Aim ▸
Take the data that follows and retype it word for word.

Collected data
----------------------------------------

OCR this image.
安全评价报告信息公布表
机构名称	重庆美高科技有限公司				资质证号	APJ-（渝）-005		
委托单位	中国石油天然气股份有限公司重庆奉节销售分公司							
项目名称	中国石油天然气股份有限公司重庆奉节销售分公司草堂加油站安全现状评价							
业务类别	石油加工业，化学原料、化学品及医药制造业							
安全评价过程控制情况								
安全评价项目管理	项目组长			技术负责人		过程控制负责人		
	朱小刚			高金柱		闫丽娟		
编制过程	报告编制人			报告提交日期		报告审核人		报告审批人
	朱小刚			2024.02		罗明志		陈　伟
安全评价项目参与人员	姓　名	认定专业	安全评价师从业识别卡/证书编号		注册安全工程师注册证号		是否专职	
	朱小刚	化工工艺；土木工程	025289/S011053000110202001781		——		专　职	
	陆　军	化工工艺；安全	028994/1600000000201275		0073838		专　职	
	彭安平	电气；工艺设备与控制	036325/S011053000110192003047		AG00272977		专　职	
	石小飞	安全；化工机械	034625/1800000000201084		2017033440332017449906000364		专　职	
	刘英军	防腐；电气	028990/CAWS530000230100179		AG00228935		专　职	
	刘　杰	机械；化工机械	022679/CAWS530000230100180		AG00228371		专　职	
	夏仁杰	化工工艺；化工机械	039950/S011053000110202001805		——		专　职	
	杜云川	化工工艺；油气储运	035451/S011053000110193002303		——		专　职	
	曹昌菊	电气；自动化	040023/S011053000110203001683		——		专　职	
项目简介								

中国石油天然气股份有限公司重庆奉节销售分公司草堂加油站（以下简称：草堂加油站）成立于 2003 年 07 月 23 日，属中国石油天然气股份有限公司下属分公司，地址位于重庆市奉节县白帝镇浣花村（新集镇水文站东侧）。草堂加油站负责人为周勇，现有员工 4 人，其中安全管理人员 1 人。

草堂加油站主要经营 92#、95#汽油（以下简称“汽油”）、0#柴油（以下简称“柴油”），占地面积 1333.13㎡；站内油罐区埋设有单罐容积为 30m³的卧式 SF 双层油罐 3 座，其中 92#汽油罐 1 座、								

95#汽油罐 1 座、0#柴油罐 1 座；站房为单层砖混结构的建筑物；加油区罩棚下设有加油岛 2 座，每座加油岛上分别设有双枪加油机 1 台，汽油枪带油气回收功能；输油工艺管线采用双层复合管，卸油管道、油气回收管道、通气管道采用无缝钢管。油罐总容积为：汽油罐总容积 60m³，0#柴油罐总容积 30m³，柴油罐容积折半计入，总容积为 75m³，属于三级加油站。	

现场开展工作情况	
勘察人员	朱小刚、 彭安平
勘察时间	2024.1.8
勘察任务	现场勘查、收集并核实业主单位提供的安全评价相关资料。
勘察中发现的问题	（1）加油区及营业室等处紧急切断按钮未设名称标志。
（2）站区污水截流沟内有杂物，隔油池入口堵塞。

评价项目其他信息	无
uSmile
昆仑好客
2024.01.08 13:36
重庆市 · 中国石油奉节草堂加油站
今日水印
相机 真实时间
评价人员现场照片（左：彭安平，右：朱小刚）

----------------------------------------

In response ▸
OCR this image.
安全评价报告信息公布表
机构名称	重庆美高科技有限公司				资质证号	APJ-（渝）-005		
委托单位	中国石油天然气股份有限公司重庆奉节销售分公司							
项目名称	中国石油天然气股份有限公司重庆奉节销售分公司草堂加油站安全现状评价							
业务类别	石油加工业，化学原料、化学品及医药制造业							
安全评价过程控制情况								
安全评价项目管理	项目组长			技术负责人		过程控制负责人		
	朱小刚			高金柱		闫丽娟		
编制过程	报告编制人			报告提交日期		报告审核人		报告审批人
	朱小刚			2024.02		罗明志		陈　伟
安全评价项目参与人员	姓　名	认定专业	安全评价师从业识别卡/证书编号		注册安全工程师注册证号		是否专职	
	朱小刚	化工工艺；土木工程	025289/S011053000110202001781		——		专　职	
	陆　军	化工工艺；安全	028994/1600000000201275		0073838		专　职	
	彭安平	电气；工艺设备与控制	036325/S011053000110192003047		AG00272977		专　职	
	石小飞	安全；化工机械	034625/1800000000201084		2017033440332017449906000364		专　职	
	刘英军	防腐；电气	028990/CAWS530000230100179		AG00228935		专　职	
	刘　杰	机械；化工机械	022679/CAWS530000230100180		AG00228371		专　职	
	夏仁杰	化工工艺；化工机械	039950/S011053000110202001805		——		专　职	
	杜云川	化工工艺；油气储运	035451/S011053000110193002303		——		专　职	
	曹昌菊	电气；自动化	040023/S011053000110203001683		——		专　职	
项目简介								

中国石油天然气股份有限公司重庆奉节销售分公司草堂加油站（以下简称：草堂加油站）成立于 2003 年 07 月 23 日，属中国石油天然气股份有限公司下属分公司，地址位于重庆市奉节县白帝镇浣花村（新集镇水文站东侧）。草堂加油站负责人为周勇，现有员工 4 人，其中安全管理人员 1 人。

草堂加油站主要经营 92#、95#汽油（以下简称“汽油”）、0#柴油（以下简称“柴油”），占地面积 1333.13㎡；站内油罐区埋设有单罐容积为 30m³的卧式 SF 双层油罐 3 座，其中 92#汽油罐 1 座、								

95#汽油罐 1 座、0#柴油罐 1 座；站房为单层砖混结构的建筑物；加油区罩棚下设有加油岛 2 座，每座加油岛上分别设有双枪加油机 1 台，汽油枪带油气回收功能；输油工艺管线采用双层复合管，卸油管道、油气回收管道、通气管道采用无缝钢管。油罐总容积为：汽油罐总容积 60m³，0#柴油罐总容积 30m³，柴油罐容积折半计入，总容积为 75m³，属于三级加油站。	

现场开展工作情况	
勘察人员	朱小刚、 彭安平
勘察时间	2024.1.8
勘察任务	现场勘查、收集并核实业主单位提供的安全评价相关资料。
勘察中发现的问题	（1）加油区及营业室等处紧急切断按钮未设名称标志。
（2）站区污水截流沟内有杂物，隔油池入口堵塞。

评价项目其他信息	无
uSmile
昆仑好客
2024.01.08 13:36
重庆市 · 中国石油奉节草堂加油站
今日水印
相机 真实时间
评价人员现场照片（左：彭安平，右：朱小刚）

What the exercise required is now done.